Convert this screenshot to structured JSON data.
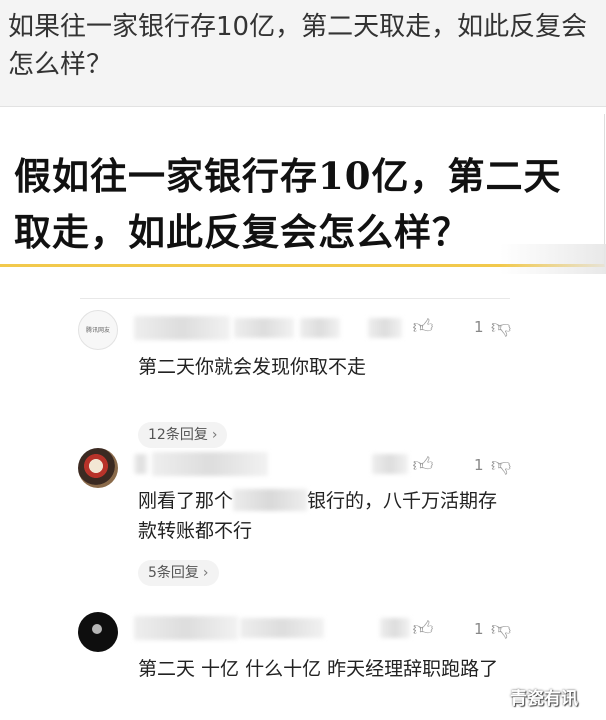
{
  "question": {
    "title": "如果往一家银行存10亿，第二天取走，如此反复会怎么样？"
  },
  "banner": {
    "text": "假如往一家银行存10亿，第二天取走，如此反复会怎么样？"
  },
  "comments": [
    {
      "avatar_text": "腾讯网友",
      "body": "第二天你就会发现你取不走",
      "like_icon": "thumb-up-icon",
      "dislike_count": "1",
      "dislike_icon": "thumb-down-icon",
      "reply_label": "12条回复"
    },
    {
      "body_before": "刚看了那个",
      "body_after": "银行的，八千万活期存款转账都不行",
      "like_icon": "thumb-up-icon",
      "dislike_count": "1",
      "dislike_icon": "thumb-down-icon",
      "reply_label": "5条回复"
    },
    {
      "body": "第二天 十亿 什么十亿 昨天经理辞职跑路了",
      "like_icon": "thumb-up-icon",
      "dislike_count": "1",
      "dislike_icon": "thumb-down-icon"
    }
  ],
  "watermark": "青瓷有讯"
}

::::::::::

Aim of the exercise :: Quote the entries above word for word. Leave the images out.

The output ::
Convert this screenshot to structured JSON data.
{
  "question": {
    "title": "如果往一家银行存10亿，第二天取走，如此反复会怎么样？"
  },
  "banner": {
    "text": "假如往一家银行存10亿，第二天取走，如此反复会怎么样？"
  },
  "comments": [
    {
      "avatar_text": "腾讯网友",
      "body": "第二天你就会发现你取不走",
      "like_icon": "thumb-up-icon",
      "dislike_count": "1",
      "dislike_icon": "thumb-down-icon",
      "reply_label": "12条回复"
    },
    {
      "body_before": "刚看了那个",
      "body_after": "银行的，八千万活期存款转账都不行",
      "like_icon": "thumb-up-icon",
      "dislike_count": "1",
      "dislike_icon": "thumb-down-icon",
      "reply_label": "5条回复"
    },
    {
      "body": "第二天 十亿 什么十亿 昨天经理辞职跑路了",
      "like_icon": "thumb-up-icon",
      "dislike_count": "1",
      "dislike_icon": "thumb-down-icon"
    }
  ],
  "watermark": "青瓷有讯"
}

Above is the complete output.